:: Records to use ::
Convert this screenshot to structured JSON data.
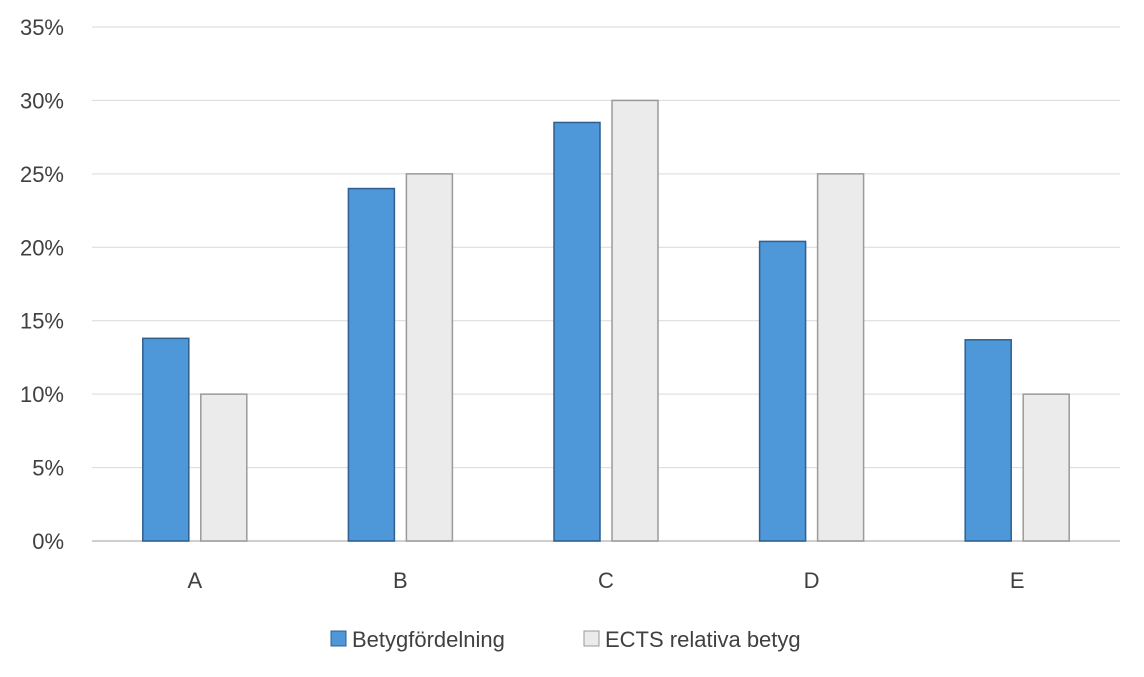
{
  "chart_data": {
    "type": "bar",
    "title": "",
    "xlabel": "",
    "ylabel": "",
    "categories": [
      "A",
      "B",
      "C",
      "D",
      "E"
    ],
    "ylim": [
      0,
      0.35
    ],
    "yticks": [
      "0%",
      "5%",
      "10%",
      "15%",
      "20%",
      "25%",
      "30%",
      "35%"
    ],
    "grid": true,
    "legend_position": "bottom",
    "series": [
      {
        "name": "Betygfördelning",
        "values": [
          0.138,
          0.24,
          0.285,
          0.204,
          0.137
        ],
        "color": "#4e97d8"
      },
      {
        "name": "ECTS relativa betyg",
        "values": [
          0.1,
          0.25,
          0.3,
          0.25,
          0.1
        ],
        "color": "#ebebeb"
      }
    ]
  }
}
:::
Given task: Print the records word for word and exclude any picture they hold.

Solution to the problem:
Convert this screenshot to structured JSON data.
{
  "chart_data": {
    "type": "bar",
    "title": "",
    "xlabel": "",
    "ylabel": "",
    "categories": [
      "A",
      "B",
      "C",
      "D",
      "E"
    ],
    "ylim": [
      0,
      0.35
    ],
    "yticks": [
      "0%",
      "5%",
      "10%",
      "15%",
      "20%",
      "25%",
      "30%",
      "35%"
    ],
    "grid": true,
    "legend_position": "bottom",
    "series": [
      {
        "name": "Betygfördelning",
        "values": [
          0.138,
          0.24,
          0.285,
          0.204,
          0.137
        ],
        "color": "#4e97d8"
      },
      {
        "name": "ECTS relativa betyg",
        "values": [
          0.1,
          0.25,
          0.3,
          0.25,
          0.1
        ],
        "color": "#ebebeb"
      }
    ]
  }
}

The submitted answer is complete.